What is asked
Read the data and repeat all of it exactly.

Start

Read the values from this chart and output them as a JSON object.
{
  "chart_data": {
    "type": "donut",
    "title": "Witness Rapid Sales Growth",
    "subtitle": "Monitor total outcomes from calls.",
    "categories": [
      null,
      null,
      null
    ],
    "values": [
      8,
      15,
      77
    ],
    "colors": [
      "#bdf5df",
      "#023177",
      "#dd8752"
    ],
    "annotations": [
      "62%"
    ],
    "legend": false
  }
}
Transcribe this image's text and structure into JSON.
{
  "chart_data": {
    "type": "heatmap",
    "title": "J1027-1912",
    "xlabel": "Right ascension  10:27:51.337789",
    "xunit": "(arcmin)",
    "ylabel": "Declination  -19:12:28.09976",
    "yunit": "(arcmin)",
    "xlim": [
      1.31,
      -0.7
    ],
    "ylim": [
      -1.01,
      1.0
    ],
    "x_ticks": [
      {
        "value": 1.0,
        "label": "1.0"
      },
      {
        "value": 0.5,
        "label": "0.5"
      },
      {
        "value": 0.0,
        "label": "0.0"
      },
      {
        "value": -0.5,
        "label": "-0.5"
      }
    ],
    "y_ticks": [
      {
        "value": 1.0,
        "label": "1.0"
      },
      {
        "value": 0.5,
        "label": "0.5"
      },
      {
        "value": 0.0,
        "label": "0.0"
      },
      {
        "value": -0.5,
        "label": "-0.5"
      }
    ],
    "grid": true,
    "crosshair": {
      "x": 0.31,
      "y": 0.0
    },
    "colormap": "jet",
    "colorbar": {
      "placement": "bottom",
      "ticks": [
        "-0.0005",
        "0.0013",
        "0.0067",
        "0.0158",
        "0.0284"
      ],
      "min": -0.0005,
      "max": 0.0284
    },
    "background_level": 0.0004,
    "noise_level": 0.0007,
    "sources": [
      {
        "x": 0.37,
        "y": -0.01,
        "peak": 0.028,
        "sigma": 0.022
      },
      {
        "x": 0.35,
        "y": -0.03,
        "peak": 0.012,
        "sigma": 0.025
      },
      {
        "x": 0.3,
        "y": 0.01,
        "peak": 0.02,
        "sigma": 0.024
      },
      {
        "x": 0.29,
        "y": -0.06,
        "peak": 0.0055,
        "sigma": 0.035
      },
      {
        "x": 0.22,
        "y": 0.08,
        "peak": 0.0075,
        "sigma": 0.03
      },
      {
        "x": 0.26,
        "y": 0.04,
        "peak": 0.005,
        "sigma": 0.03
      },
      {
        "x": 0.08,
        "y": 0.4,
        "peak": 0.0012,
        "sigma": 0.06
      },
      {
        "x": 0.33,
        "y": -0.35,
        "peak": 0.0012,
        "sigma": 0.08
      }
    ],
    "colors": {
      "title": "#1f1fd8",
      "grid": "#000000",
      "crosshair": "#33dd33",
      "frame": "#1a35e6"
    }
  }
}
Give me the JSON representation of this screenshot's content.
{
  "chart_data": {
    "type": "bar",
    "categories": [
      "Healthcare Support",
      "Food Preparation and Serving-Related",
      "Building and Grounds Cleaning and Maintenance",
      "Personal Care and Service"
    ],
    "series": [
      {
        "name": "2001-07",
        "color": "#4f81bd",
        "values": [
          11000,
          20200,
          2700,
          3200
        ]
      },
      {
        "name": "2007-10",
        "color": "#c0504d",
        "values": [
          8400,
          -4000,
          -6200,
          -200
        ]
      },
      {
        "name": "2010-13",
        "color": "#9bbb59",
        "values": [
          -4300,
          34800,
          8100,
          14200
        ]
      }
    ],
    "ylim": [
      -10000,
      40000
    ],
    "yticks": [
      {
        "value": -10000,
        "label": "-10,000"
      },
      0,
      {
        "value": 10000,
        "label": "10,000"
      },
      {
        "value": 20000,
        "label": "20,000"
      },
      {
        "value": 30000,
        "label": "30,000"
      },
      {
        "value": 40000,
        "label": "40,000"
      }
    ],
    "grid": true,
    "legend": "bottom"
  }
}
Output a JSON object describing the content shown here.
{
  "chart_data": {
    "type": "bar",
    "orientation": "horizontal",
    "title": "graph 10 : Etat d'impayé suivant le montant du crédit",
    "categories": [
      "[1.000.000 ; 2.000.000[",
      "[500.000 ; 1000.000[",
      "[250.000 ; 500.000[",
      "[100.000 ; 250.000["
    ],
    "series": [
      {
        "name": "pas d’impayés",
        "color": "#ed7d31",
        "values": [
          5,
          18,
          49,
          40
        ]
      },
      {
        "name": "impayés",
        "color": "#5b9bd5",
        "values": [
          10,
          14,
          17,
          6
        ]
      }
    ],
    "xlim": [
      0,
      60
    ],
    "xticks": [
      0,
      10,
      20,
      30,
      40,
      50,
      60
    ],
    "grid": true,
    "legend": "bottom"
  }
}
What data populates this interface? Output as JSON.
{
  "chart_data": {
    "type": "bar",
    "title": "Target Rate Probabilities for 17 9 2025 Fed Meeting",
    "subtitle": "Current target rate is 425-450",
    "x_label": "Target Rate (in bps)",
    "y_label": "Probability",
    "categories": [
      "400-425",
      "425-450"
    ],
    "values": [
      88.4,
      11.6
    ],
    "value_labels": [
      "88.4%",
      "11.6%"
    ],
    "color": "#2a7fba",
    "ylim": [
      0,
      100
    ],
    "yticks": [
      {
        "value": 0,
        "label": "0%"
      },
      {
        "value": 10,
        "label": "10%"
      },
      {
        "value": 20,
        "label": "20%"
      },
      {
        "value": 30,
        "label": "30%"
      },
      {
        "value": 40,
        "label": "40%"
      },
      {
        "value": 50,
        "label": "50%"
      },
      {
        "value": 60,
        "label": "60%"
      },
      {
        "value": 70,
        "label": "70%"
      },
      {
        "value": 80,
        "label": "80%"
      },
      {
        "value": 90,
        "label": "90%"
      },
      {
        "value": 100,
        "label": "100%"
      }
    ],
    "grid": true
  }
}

End

Response to the exercise
Read the values from this chart and output them as a JSON object.
{
  "chart_data": {
    "type": "donut",
    "title": "Witness Rapid Sales Growth",
    "subtitle": "Monitor total outcomes from calls.",
    "categories": [
      null,
      null,
      null
    ],
    "values": [
      8,
      15,
      77
    ],
    "colors": [
      "#bdf5df",
      "#023177",
      "#dd8752"
    ],
    "annotations": [
      "62%"
    ],
    "legend": false
  }
}
Transcribe this image's text and structure into JSON.
{
  "chart_data": {
    "type": "heatmap",
    "title": "J1027-1912",
    "xlabel": "Right ascension  10:27:51.337789",
    "xunit": "(arcmin)",
    "ylabel": "Declination  -19:12:28.09976",
    "yunit": "(arcmin)",
    "xlim": [
      1.31,
      -0.7
    ],
    "ylim": [
      -1.01,
      1.0
    ],
    "x_ticks": [
      {
        "value": 1.0,
        "label": "1.0"
      },
      {
        "value": 0.5,
        "label": "0.5"
      },
      {
        "value": 0.0,
        "label": "0.0"
      },
      {
        "value": -0.5,
        "label": "-0.5"
      }
    ],
    "y_ticks": [
      {
        "value": 1.0,
        "label": "1.0"
      },
      {
        "value": 0.5,
        "label": "0.5"
      },
      {
        "value": 0.0,
        "label": "0.0"
      },
      {
        "value": -0.5,
        "label": "-0.5"
      }
    ],
    "grid": true,
    "crosshair": {
      "x": 0.31,
      "y": 0.0
    },
    "colormap": "jet",
    "colorbar": {
      "placement": "bottom",
      "ticks": [
        "-0.0005",
        "0.0013",
        "0.0067",
        "0.0158",
        "0.0284"
      ],
      "min": -0.0005,
      "max": 0.0284
    },
    "background_level": 0.0004,
    "noise_level": 0.0007,
    "sources": [
      {
        "x": 0.37,
        "y": -0.01,
        "peak": 0.028,
        "sigma": 0.022
      },
      {
        "x": 0.35,
        "y": -0.03,
        "peak": 0.012,
        "sigma": 0.025
      },
      {
        "x": 0.3,
        "y": 0.01,
        "peak": 0.02,
        "sigma": 0.024
      },
      {
        "x": 0.29,
        "y": -0.06,
        "peak": 0.0055,
        "sigma": 0.035
      },
      {
        "x": 0.22,
        "y": 0.08,
        "peak": 0.0075,
        "sigma": 0.03
      },
      {
        "x": 0.26,
        "y": 0.04,
        "peak": 0.005,
        "sigma": 0.03
      },
      {
        "x": 0.08,
        "y": 0.4,
        "peak": 0.0012,
        "sigma": 0.06
      },
      {
        "x": 0.33,
        "y": -0.35,
        "peak": 0.0012,
        "sigma": 0.08
      }
    ],
    "colors": {
      "title": "#1f1fd8",
      "grid": "#000000",
      "crosshair": "#33dd33",
      "frame": "#1a35e6"
    }
  }
}
Give me the JSON representation of this screenshot's content.
{
  "chart_data": {
    "type": "bar",
    "categories": [
      "Healthcare Support",
      "Food Preparation and Serving-Related",
      "Building and Grounds Cleaning and Maintenance",
      "Personal Care and Service"
    ],
    "series": [
      {
        "name": "2001-07",
        "color": "#4f81bd",
        "values": [
          11000,
          20200,
          2700,
          3200
        ]
      },
      {
        "name": "2007-10",
        "color": "#c0504d",
        "values": [
          8400,
          -4000,
          -6200,
          -200
        ]
      },
      {
        "name": "2010-13",
        "color": "#9bbb59",
        "values": [
          -4300,
          34800,
          8100,
          14200
        ]
      }
    ],
    "ylim": [
      -10000,
      40000
    ],
    "yticks": [
      {
        "value": -10000,
        "label": "-10,000"
      },
      0,
      {
        "value": 10000,
        "label": "10,000"
      },
      {
        "value": 20000,
        "label": "20,000"
      },
      {
        "value": 30000,
        "label": "30,000"
      },
      {
        "value": 40000,
        "label": "40,000"
      }
    ],
    "grid": true,
    "legend": "bottom"
  }
}
Output a JSON object describing the content shown here.
{
  "chart_data": {
    "type": "bar",
    "orientation": "horizontal",
    "title": "graph 10 : Etat d'impayé suivant le montant du crédit",
    "categories": [
      "[1.000.000 ; 2.000.000[",
      "[500.000 ; 1000.000[",
      "[250.000 ; 500.000[",
      "[100.000 ; 250.000["
    ],
    "series": [
      {
        "name": "pas d’impayés",
        "color": "#ed7d31",
        "values": [
          5,
          18,
          49,
          40
        ]
      },
      {
        "name": "impayés",
        "color": "#5b9bd5",
        "values": [
          10,
          14,
          17,
          6
        ]
      }
    ],
    "xlim": [
      0,
      60
    ],
    "xticks": [
      0,
      10,
      20,
      30,
      40,
      50,
      60
    ],
    "grid": true,
    "legend": "bottom"
  }
}
What data populates this interface? Output as JSON.
{
  "chart_data": {
    "type": "bar",
    "title": "Target Rate Probabilities for 17 9 2025 Fed Meeting",
    "subtitle": "Current target rate is 425-450",
    "x_label": "Target Rate (in bps)",
    "y_label": "Probability",
    "categories": [
      "400-425",
      "425-450"
    ],
    "values": [
      88.4,
      11.6
    ],
    "value_labels": [
      "88.4%",
      "11.6%"
    ],
    "color": "#2a7fba",
    "ylim": [
      0,
      100
    ],
    "yticks": [
      {
        "value": 0,
        "label": "0%"
      },
      {
        "value": 10,
        "label": "10%"
      },
      {
        "value": 20,
        "label": "20%"
      },
      {
        "value": 30,
        "label": "30%"
      },
      {
        "value": 40,
        "label": "40%"
      },
      {
        "value": 50,
        "label": "50%"
      },
      {
        "value": 60,
        "label": "60%"
      },
      {
        "value": 70,
        "label": "70%"
      },
      {
        "value": 80,
        "label": "80%"
      },
      {
        "value": 90,
        "label": "90%"
      },
      {
        "value": 100,
        "label": "100%"
      }
    ],
    "grid": true
  }
}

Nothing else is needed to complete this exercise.